TASK INSTRUCTIONS: Copy every line of the listing that holds the string "image".

─── DATASET EXTRACT

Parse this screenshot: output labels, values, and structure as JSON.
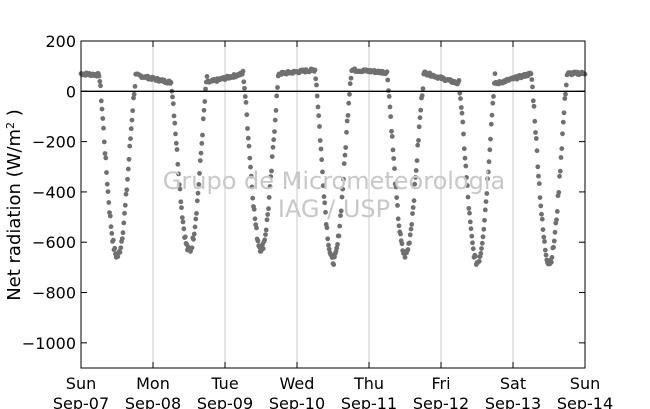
{
  "chart_data": {
    "type": "scatter",
    "title": "",
    "xlabel": "",
    "ylabel": "Net radiation (W/m",
    "ylabel_superscript": "2",
    "ylabel_suffix": " )",
    "ylim": [
      -1100,
      200
    ],
    "yticks": [
      200,
      0,
      -200,
      -400,
      -600,
      -800,
      -1000
    ],
    "ytick_labels": [
      "200",
      "0",
      "−200",
      "−400",
      "−600",
      "−800",
      "−1000"
    ],
    "xlim": [
      "2008-09-07",
      "2008-09-14"
    ],
    "xticks": [
      {
        "day": "Sun",
        "date": "Sep-07"
      },
      {
        "day": "Mon",
        "date": "Sep-08"
      },
      {
        "day": "Tue",
        "date": "Sep-09"
      },
      {
        "day": "Wed",
        "date": "Sep-10"
      },
      {
        "day": "Thu",
        "date": "Sep-11"
      },
      {
        "day": "Fri",
        "date": "Sep-12"
      },
      {
        "day": "Sat",
        "date": "Sep-13"
      },
      {
        "day": "Sun",
        "date": "Sep-14"
      }
    ],
    "grid": "vertical",
    "reference_line_y": 0,
    "marker_color": "#707070",
    "watermark": [
      "Grupo de Micrometeorologia",
      "IAG / USP"
    ],
    "days": [
      {
        "date": "Sep-07",
        "night": 65,
        "min": -655
      },
      {
        "date": "Sep-08",
        "night": 35,
        "min": -635
      },
      {
        "date": "Sep-09",
        "night": 70,
        "min": -625
      },
      {
        "date": "Sep-10",
        "night": 85,
        "min": -675
      },
      {
        "date": "Sep-11",
        "night": 75,
        "min": -650
      },
      {
        "date": "Sep-12",
        "night": 30,
        "min": -680
      },
      {
        "date": "Sep-13",
        "night": 70,
        "min": -680
      }
    ],
    "end_value": 75
  }
}
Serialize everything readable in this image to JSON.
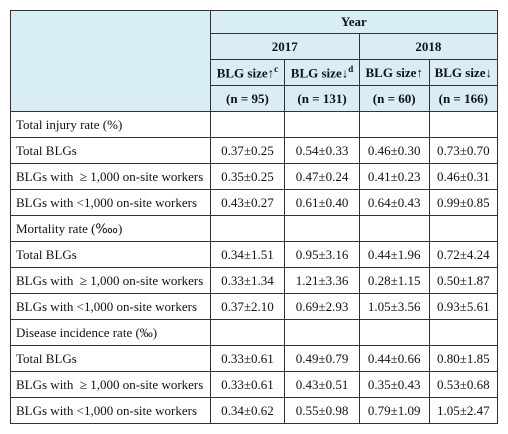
{
  "header": {
    "year": "Year",
    "years": [
      "2017",
      "2018"
    ],
    "groups": [
      {
        "label": "BLG size↑",
        "sup": "c"
      },
      {
        "label": "BLG size↓",
        "sup": "d"
      },
      {
        "label": "BLG size↑"
      },
      {
        "label": "BLG size↓"
      }
    ],
    "n": [
      "(n = 95)",
      "(n = 131)",
      "(n = 60)",
      "(n = 166)"
    ]
  },
  "rows": [
    {
      "label": "Total injury rate (%)"
    },
    {
      "label": "Total BLGs",
      "cells": [
        "0.37±0.25",
        "0.54±0.33",
        "0.46±0.30",
        "0.73±0.70"
      ]
    },
    {
      "label": "BLGs with  ≥ 1,000 on-site workers",
      "cells": [
        "0.35±0.25",
        "0.47±0.24",
        "0.41±0.23",
        "0.46±0.31"
      ]
    },
    {
      "label": "BLGs with <1,000 on-site workers",
      "cells": [
        "0.43±0.27",
        "0.61±0.40",
        "0.64±0.43",
        "0.99±0.85"
      ]
    },
    {
      "label": "Mortality rate (‱)"
    },
    {
      "label": "Total BLGs",
      "cells": [
        "0.34±1.51",
        "0.95±3.16",
        "0.44±1.96",
        "0.72±4.24"
      ]
    },
    {
      "label": "BLGs with  ≥ 1,000 on-site workers",
      "cells": [
        "0.33±1.34",
        "1.21±3.36",
        "0.28±1.15",
        "0.50±1.87"
      ]
    },
    {
      "label": "BLGs with <1,000 on-site workers",
      "cells": [
        "0.37±2.10",
        "0.69±2.93",
        "1.05±3.56",
        "0.93±5.61"
      ]
    },
    {
      "label": "Disease incidence rate (‰)"
    },
    {
      "label": "Total BLGs",
      "cells": [
        "0.33±0.61",
        "0.49±0.79",
        "0.44±0.66",
        "0.80±1.85"
      ]
    },
    {
      "label": "BLGs with  ≥ 1,000 on-site workers",
      "cells": [
        "0.33±0.61",
        "0.43±0.51",
        "0.35±0.43",
        "0.53±0.68"
      ]
    },
    {
      "label": "BLGs with <1,000 on-site workers",
      "cells": [
        "0.34±0.62",
        "0.55±0.98",
        "0.79±1.09",
        "1.05±2.47"
      ]
    }
  ]
}
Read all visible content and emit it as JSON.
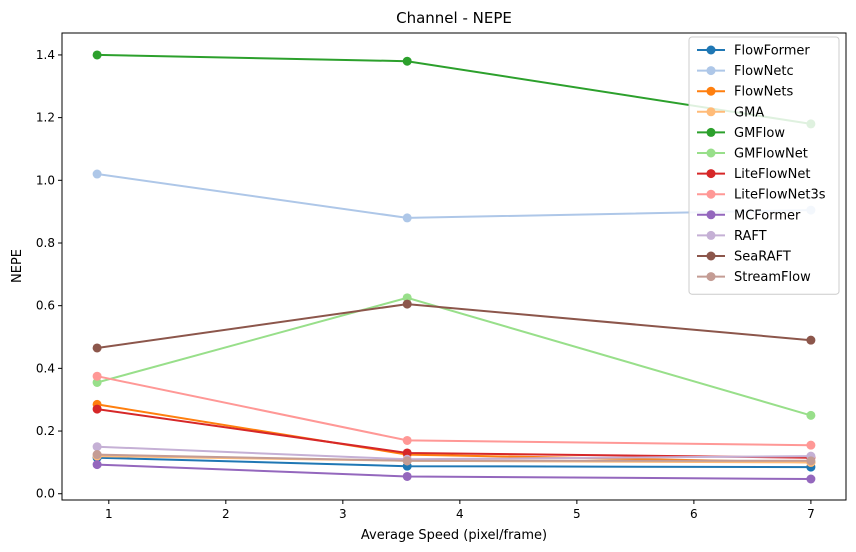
{
  "chart_data": {
    "type": "line",
    "title": "Channel - NEPE",
    "xlabel": "Average Speed (pixel/frame)",
    "ylabel": "NEPE",
    "xlim": [
      0.6,
      7.3
    ],
    "ylim": [
      -0.02,
      1.47
    ],
    "x": [
      0.9,
      3.55,
      7.0
    ],
    "xticks": [
      1,
      2,
      3,
      4,
      5,
      6,
      7
    ],
    "yticks": [
      0.0,
      0.2,
      0.4,
      0.6,
      0.8,
      1.0,
      1.2,
      1.4
    ],
    "xtick_labels": [
      "1",
      "2",
      "3",
      "4",
      "5",
      "6",
      "7"
    ],
    "ytick_labels": [
      "0.0",
      "0.2",
      "0.4",
      "0.6",
      "0.8",
      "1.0",
      "1.2",
      "1.4"
    ],
    "legend_position": "top-right",
    "grid": false,
    "series": [
      {
        "name": "FlowFormer",
        "color": "#1f77b4",
        "values": [
          0.115,
          0.088,
          0.085
        ]
      },
      {
        "name": "FlowNetc",
        "color": "#aec7e8",
        "values": [
          1.02,
          0.88,
          0.905
        ]
      },
      {
        "name": "FlowNets",
        "color": "#ff7f0e",
        "values": [
          0.285,
          0.125,
          0.1
        ]
      },
      {
        "name": "GMA",
        "color": "#ffbb78",
        "values": [
          0.12,
          0.105,
          0.1
        ]
      },
      {
        "name": "GMFlow",
        "color": "#2ca02c",
        "values": [
          1.4,
          1.38,
          1.18
        ]
      },
      {
        "name": "GMFlowNet",
        "color": "#98df8a",
        "values": [
          0.355,
          0.625,
          0.25
        ]
      },
      {
        "name": "LiteFlowNet",
        "color": "#d62728",
        "values": [
          0.27,
          0.13,
          0.115
        ]
      },
      {
        "name": "LiteFlowNet3s",
        "color": "#ff9896",
        "values": [
          0.375,
          0.17,
          0.155
        ]
      },
      {
        "name": "MCFormer",
        "color": "#9467bd",
        "values": [
          0.093,
          0.055,
          0.047
        ]
      },
      {
        "name": "RAFT",
        "color": "#c5b0d5",
        "values": [
          0.15,
          0.11,
          0.12
        ]
      },
      {
        "name": "SeaRAFT",
        "color": "#8c564b",
        "values": [
          0.465,
          0.605,
          0.49
        ]
      },
      {
        "name": "StreamFlow",
        "color": "#c49c94",
        "values": [
          0.125,
          0.105,
          0.105
        ]
      }
    ]
  }
}
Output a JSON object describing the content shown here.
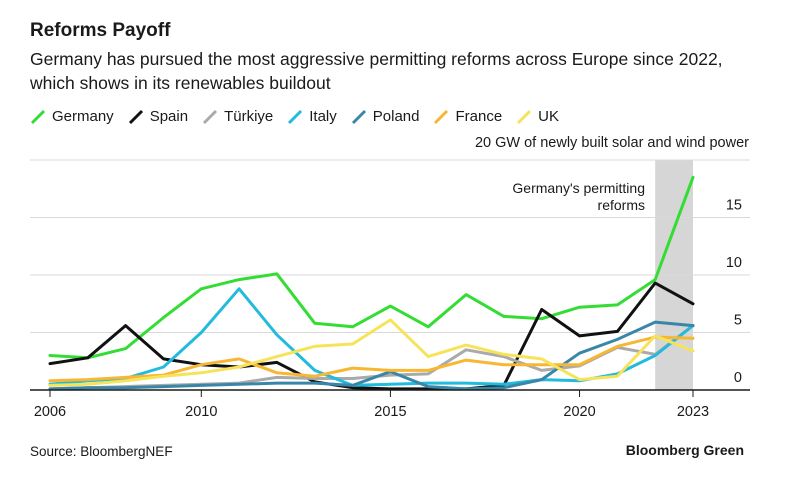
{
  "title": "Reforms Payoff",
  "subtitle": "Germany has pursued the most aggressive permitting reforms across Europe since 2022, which shows in its renewables buildout",
  "source": "Source: BloombergNEF",
  "brand": "Bloomberg Green",
  "unit_label": "20 GW of newly built solar and wind power",
  "annotation": "Germany's permitting reforms",
  "colors": {
    "Germany": "#33dd33",
    "Spain": "#111111",
    "Türkiye": "#aaaaaa",
    "Italy": "#22bbdd",
    "Poland": "#3a86a8",
    "France": "#f7b733",
    "UK": "#f7e35a",
    "grid": "#d9d9d9",
    "highlight_band": "#d6d6d6"
  },
  "chart_data": {
    "type": "line",
    "x": [
      2006,
      2007,
      2008,
      2009,
      2010,
      2011,
      2012,
      2013,
      2014,
      2015,
      2016,
      2017,
      2018,
      2019,
      2020,
      2021,
      2022,
      2023
    ],
    "xticks": [
      "2006",
      "2010",
      "2015",
      "2020",
      "2023"
    ],
    "ylim": [
      0,
      20
    ],
    "yticks": [
      "0",
      "5",
      "10",
      "15"
    ],
    "highlight_x": [
      2022,
      2023
    ],
    "series": [
      {
        "name": "Germany",
        "values": [
          3.0,
          2.8,
          3.6,
          6.3,
          8.8,
          9.6,
          10.1,
          5.8,
          5.5,
          7.3,
          5.5,
          8.3,
          6.4,
          6.2,
          7.2,
          7.4,
          9.6,
          18.5
        ]
      },
      {
        "name": "Spain",
        "values": [
          2.3,
          2.8,
          5.6,
          2.7,
          2.2,
          2.0,
          2.4,
          0.7,
          0.2,
          0.1,
          0.1,
          0.1,
          0.4,
          7.0,
          4.7,
          5.1,
          9.3,
          7.5
        ]
      },
      {
        "name": "Türkiye",
        "values": [
          0.1,
          0.2,
          0.3,
          0.4,
          0.5,
          0.6,
          1.1,
          1.0,
          1.0,
          1.3,
          1.4,
          3.5,
          2.9,
          1.7,
          2.1,
          3.7,
          3.1,
          5.6
        ]
      },
      {
        "name": "Italy",
        "values": [
          0.5,
          0.8,
          1.0,
          2.0,
          5.0,
          8.8,
          4.8,
          1.7,
          0.4,
          0.5,
          0.6,
          0.6,
          0.5,
          0.9,
          0.8,
          1.4,
          3.0,
          5.6
        ]
      },
      {
        "name": "Poland",
        "values": [
          0.1,
          0.2,
          0.2,
          0.3,
          0.4,
          0.5,
          0.6,
          0.6,
          0.4,
          1.6,
          0.3,
          0.1,
          0.2,
          0.9,
          3.2,
          4.4,
          5.9,
          5.6
        ]
      },
      {
        "name": "France",
        "values": [
          0.8,
          0.9,
          1.1,
          1.3,
          2.2,
          2.7,
          1.5,
          1.2,
          1.9,
          1.7,
          1.7,
          2.6,
          2.2,
          2.2,
          2.2,
          3.8,
          4.6,
          4.5
        ]
      },
      {
        "name": "UK",
        "values": [
          0.4,
          0.5,
          0.8,
          1.2,
          1.5,
          2.0,
          2.9,
          3.8,
          4.0,
          6.1,
          2.9,
          3.9,
          3.1,
          2.7,
          0.9,
          1.2,
          4.7,
          3.4
        ]
      }
    ]
  }
}
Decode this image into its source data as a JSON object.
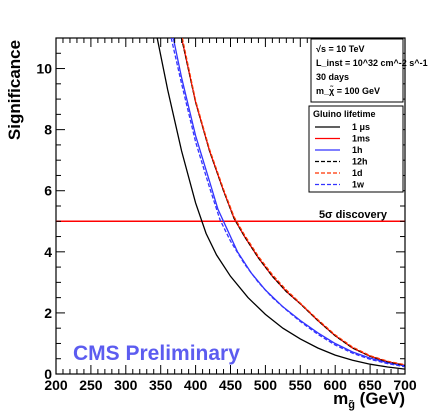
{
  "chart_data": {
    "type": "line",
    "title": "",
    "xlabel": "m_g̃ (GeV)",
    "xlabel_main": "m",
    "xlabel_sub": "g̃",
    "xlabel_unit": " (GeV)",
    "ylabel": "Significance",
    "xlim": [
      200,
      700
    ],
    "ylim": [
      0,
      11
    ],
    "x_ticks": [
      200,
      250,
      300,
      350,
      400,
      450,
      500,
      550,
      600,
      650,
      700
    ],
    "y_ticks": [
      0,
      2,
      4,
      6,
      8,
      10
    ],
    "grid": false,
    "legend_placement": "top-right",
    "legend_title": "Gluino lifetime",
    "info_box": [
      "√s = 10 TeV",
      "L_inst = 10^32 cm^-2 s^-1",
      "30 days",
      "m_χ̃ = 100 GeV"
    ],
    "reference_line": {
      "y": 5,
      "label": "5σ discovery",
      "color": "#ff0000"
    },
    "watermark": {
      "text": "CMS Preliminary",
      "color": "#5c5cf0"
    },
    "series": [
      {
        "name": "1 μs",
        "color": "#000000",
        "dash": "solid",
        "points": [
          [
            345,
            11
          ],
          [
            360,
            9.3
          ],
          [
            380,
            7.3
          ],
          [
            400,
            5.6
          ],
          [
            415,
            4.6
          ],
          [
            430,
            3.9
          ],
          [
            450,
            3.2
          ],
          [
            475,
            2.5
          ],
          [
            500,
            1.95
          ],
          [
            525,
            1.5
          ],
          [
            550,
            1.15
          ],
          [
            575,
            0.85
          ],
          [
            600,
            0.62
          ],
          [
            625,
            0.45
          ],
          [
            650,
            0.32
          ],
          [
            675,
            0.23
          ],
          [
            700,
            0.16
          ]
        ]
      },
      {
        "name": "1ms",
        "color": "#ff0000",
        "dash": "solid",
        "points": [
          [
            380,
            11
          ],
          [
            400,
            8.9
          ],
          [
            420,
            7.3
          ],
          [
            440,
            6.0
          ],
          [
            455,
            5.1
          ],
          [
            470,
            4.5
          ],
          [
            490,
            3.8
          ],
          [
            510,
            3.2
          ],
          [
            530,
            2.7
          ],
          [
            550,
            2.3
          ],
          [
            575,
            1.75
          ],
          [
            600,
            1.25
          ],
          [
            625,
            0.85
          ],
          [
            650,
            0.58
          ],
          [
            675,
            0.4
          ],
          [
            700,
            0.28
          ]
        ]
      },
      {
        "name": "1h",
        "color": "#3333ff",
        "dash": "solid",
        "points": [
          [
            368,
            11
          ],
          [
            380,
            9.7
          ],
          [
            400,
            7.8
          ],
          [
            420,
            6.3
          ],
          [
            432,
            5.4
          ],
          [
            440,
            5.0
          ],
          [
            460,
            4.0
          ],
          [
            480,
            3.3
          ],
          [
            500,
            2.75
          ],
          [
            525,
            2.2
          ],
          [
            550,
            1.75
          ],
          [
            575,
            1.35
          ],
          [
            600,
            1.0
          ],
          [
            625,
            0.72
          ],
          [
            650,
            0.52
          ],
          [
            675,
            0.37
          ],
          [
            700,
            0.27
          ]
        ]
      },
      {
        "name": "12h",
        "color": "#000000",
        "dash": "dash",
        "points": [
          [
            380,
            11
          ],
          [
            400,
            8.9
          ],
          [
            420,
            7.3
          ],
          [
            440,
            6.0
          ],
          [
            455,
            5.1
          ],
          [
            470,
            4.5
          ],
          [
            490,
            3.8
          ],
          [
            510,
            3.2
          ],
          [
            530,
            2.7
          ],
          [
            550,
            2.3
          ],
          [
            575,
            1.75
          ],
          [
            600,
            1.25
          ],
          [
            625,
            0.85
          ],
          [
            650,
            0.58
          ],
          [
            675,
            0.4
          ],
          [
            700,
            0.28
          ]
        ]
      },
      {
        "name": "1d",
        "color": "#ff3300",
        "dash": "dash",
        "points": [
          [
            381,
            11
          ],
          [
            400,
            8.95
          ],
          [
            420,
            7.35
          ],
          [
            440,
            6.05
          ],
          [
            455,
            5.15
          ],
          [
            470,
            4.55
          ],
          [
            490,
            3.85
          ],
          [
            510,
            3.25
          ],
          [
            530,
            2.75
          ],
          [
            550,
            2.32
          ],
          [
            575,
            1.78
          ],
          [
            600,
            1.28
          ],
          [
            625,
            0.88
          ],
          [
            650,
            0.6
          ],
          [
            675,
            0.42
          ],
          [
            700,
            0.3
          ]
        ]
      },
      {
        "name": "1w",
        "color": "#3333ff",
        "dash": "dash",
        "points": [
          [
            365,
            11
          ],
          [
            380,
            9.5
          ],
          [
            400,
            7.6
          ],
          [
            420,
            6.1
          ],
          [
            435,
            5.05
          ],
          [
            450,
            4.35
          ],
          [
            470,
            3.6
          ],
          [
            490,
            3.0
          ],
          [
            510,
            2.5
          ],
          [
            530,
            2.1
          ],
          [
            550,
            1.72
          ],
          [
            575,
            1.3
          ],
          [
            600,
            0.95
          ],
          [
            625,
            0.68
          ],
          [
            650,
            0.48
          ],
          [
            675,
            0.34
          ],
          [
            700,
            0.24
          ]
        ]
      }
    ]
  }
}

──────

THE ANSWER:
Serialize everything readable in this image to JSON.
Decode this image into its source data as a JSON object.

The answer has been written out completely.